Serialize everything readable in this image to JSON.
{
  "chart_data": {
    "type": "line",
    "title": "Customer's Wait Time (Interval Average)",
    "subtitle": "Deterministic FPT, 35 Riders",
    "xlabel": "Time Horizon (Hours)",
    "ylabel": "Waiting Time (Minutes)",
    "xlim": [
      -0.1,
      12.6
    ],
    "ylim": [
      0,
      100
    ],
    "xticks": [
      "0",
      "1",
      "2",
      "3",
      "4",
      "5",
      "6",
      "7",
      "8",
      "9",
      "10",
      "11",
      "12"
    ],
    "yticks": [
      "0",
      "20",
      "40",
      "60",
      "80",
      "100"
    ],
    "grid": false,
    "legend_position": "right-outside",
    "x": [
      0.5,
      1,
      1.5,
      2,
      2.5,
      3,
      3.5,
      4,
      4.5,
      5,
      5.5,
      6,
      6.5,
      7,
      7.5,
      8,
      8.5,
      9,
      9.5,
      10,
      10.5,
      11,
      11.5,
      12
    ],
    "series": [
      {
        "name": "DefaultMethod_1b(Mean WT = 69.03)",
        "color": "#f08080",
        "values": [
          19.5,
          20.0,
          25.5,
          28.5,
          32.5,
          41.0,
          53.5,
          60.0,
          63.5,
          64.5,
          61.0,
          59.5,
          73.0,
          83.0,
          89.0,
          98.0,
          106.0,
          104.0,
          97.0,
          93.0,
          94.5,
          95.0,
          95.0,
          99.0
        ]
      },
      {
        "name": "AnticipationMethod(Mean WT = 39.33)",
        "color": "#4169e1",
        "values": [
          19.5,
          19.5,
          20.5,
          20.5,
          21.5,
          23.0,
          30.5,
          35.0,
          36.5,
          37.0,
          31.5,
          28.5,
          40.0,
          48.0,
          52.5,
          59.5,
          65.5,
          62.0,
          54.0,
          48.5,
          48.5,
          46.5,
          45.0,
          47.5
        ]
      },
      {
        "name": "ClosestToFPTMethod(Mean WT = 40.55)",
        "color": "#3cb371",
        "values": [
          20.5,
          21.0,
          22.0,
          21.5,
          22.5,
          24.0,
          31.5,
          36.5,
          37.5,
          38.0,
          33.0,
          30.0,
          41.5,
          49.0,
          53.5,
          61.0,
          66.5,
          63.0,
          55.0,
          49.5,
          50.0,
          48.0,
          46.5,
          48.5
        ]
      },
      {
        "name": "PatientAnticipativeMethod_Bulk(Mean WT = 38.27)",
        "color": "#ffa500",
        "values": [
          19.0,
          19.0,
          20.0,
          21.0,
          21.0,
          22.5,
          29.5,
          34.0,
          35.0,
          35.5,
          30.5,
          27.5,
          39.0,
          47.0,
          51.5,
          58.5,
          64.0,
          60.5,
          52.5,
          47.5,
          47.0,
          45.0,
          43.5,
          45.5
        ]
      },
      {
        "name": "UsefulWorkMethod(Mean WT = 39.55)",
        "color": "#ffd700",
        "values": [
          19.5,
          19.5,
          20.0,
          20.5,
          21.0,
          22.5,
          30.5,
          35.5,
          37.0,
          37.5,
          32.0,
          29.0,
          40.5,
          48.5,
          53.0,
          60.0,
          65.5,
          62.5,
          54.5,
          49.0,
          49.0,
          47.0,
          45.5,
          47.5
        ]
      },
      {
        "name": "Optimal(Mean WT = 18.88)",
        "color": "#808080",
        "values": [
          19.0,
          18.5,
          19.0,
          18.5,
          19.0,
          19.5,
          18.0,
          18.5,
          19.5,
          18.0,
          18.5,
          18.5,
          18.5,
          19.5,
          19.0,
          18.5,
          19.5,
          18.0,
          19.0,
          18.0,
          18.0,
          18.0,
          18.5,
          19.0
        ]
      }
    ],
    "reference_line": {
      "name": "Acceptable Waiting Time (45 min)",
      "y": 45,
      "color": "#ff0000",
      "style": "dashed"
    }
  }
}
::::::::::
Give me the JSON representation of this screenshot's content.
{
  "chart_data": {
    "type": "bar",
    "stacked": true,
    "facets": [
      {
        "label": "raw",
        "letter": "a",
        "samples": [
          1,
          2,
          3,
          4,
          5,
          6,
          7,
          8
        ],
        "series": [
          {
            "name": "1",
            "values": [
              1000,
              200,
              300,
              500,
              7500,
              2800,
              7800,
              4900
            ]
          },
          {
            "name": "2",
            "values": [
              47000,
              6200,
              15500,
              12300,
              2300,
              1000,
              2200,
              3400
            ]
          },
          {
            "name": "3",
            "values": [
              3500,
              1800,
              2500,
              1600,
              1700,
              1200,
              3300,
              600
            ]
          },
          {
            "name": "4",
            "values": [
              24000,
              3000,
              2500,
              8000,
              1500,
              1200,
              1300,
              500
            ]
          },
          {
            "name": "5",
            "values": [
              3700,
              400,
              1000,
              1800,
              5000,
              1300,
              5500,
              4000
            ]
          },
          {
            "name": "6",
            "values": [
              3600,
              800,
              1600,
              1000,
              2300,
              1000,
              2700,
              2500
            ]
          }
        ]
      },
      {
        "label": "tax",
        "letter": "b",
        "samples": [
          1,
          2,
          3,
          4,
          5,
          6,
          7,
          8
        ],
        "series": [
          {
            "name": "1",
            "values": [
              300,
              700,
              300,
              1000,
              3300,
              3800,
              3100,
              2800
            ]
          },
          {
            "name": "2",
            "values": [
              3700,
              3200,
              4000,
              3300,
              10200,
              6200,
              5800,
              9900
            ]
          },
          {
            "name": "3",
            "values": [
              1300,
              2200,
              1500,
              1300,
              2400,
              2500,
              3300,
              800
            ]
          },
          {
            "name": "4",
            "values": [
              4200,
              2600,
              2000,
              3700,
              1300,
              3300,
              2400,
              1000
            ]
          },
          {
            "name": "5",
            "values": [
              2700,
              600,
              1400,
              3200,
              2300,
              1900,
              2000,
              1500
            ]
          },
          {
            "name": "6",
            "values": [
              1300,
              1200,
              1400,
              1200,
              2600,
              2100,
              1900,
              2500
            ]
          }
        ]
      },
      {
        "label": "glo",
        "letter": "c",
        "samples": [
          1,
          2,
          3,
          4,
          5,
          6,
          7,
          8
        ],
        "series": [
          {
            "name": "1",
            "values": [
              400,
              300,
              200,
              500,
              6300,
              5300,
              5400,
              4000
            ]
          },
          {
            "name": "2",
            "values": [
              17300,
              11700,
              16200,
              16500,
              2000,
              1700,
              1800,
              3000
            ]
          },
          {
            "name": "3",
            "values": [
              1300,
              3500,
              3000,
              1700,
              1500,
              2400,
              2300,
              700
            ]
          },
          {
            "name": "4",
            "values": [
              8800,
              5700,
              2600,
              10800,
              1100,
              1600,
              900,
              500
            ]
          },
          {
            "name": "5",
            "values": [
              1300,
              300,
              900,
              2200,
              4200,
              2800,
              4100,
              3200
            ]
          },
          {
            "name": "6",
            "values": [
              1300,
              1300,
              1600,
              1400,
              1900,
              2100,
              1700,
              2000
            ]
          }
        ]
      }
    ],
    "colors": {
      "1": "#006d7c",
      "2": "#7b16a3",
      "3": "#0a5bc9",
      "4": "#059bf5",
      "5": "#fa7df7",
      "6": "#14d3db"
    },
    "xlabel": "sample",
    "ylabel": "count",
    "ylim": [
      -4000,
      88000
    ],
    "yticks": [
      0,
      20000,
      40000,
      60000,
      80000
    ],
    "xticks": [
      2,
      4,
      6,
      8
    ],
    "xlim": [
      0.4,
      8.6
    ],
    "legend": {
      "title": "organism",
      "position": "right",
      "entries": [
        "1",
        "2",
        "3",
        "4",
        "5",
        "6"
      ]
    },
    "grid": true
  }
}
::::::::::
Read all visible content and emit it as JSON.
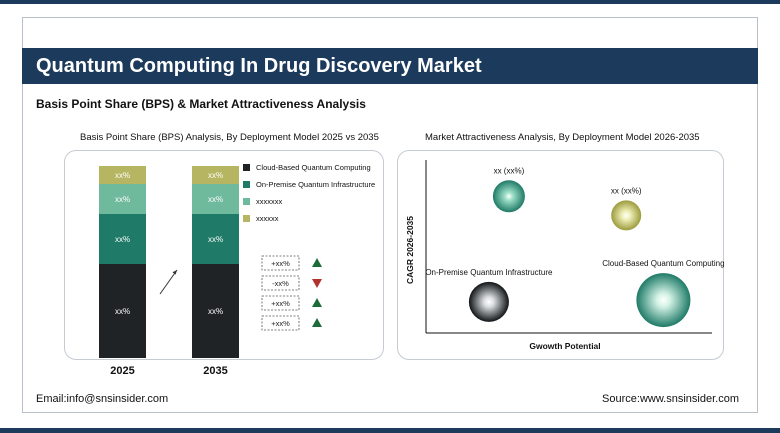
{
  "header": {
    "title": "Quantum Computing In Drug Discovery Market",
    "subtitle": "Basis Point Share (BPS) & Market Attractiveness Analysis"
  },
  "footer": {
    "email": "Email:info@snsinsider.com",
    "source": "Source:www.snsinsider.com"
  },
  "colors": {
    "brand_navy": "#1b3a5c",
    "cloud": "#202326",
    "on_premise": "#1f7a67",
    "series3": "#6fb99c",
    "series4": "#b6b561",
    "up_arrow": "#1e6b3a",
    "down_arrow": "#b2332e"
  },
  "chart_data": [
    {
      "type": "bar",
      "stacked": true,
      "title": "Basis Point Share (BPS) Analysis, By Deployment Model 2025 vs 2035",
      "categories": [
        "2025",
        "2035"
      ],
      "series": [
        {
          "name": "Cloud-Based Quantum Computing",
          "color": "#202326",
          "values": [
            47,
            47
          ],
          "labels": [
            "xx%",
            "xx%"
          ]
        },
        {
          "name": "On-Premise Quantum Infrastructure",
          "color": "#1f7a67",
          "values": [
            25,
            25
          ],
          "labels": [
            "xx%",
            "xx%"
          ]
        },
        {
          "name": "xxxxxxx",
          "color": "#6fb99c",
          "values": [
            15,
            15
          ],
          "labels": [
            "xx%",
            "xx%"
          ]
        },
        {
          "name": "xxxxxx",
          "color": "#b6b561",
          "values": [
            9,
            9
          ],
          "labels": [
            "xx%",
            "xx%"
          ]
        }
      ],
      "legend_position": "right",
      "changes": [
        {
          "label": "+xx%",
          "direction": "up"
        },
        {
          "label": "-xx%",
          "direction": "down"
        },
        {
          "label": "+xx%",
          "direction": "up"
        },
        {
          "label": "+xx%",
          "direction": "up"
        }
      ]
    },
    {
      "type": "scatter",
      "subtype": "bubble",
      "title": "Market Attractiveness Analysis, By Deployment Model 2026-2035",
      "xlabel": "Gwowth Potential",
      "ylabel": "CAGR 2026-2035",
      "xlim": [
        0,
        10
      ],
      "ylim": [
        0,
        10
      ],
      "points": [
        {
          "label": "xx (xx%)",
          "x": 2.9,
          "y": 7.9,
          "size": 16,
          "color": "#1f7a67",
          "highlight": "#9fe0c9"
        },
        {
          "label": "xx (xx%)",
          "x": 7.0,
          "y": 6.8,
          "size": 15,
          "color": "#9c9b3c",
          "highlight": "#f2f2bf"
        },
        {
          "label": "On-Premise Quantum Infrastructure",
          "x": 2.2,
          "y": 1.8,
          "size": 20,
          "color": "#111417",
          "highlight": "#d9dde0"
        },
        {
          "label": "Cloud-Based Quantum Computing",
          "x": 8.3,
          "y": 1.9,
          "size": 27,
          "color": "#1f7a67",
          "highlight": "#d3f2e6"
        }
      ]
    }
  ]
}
::::::::::
### Given task
Report all lines of the data above that include the string "Attractiveness".

### Exercise result
    "subtitle": "Basis Point Share (BPS) & Market Attractiveness Analysis"
      "title": "Market Attractiveness Analysis, By Deployment Model 2026-2035",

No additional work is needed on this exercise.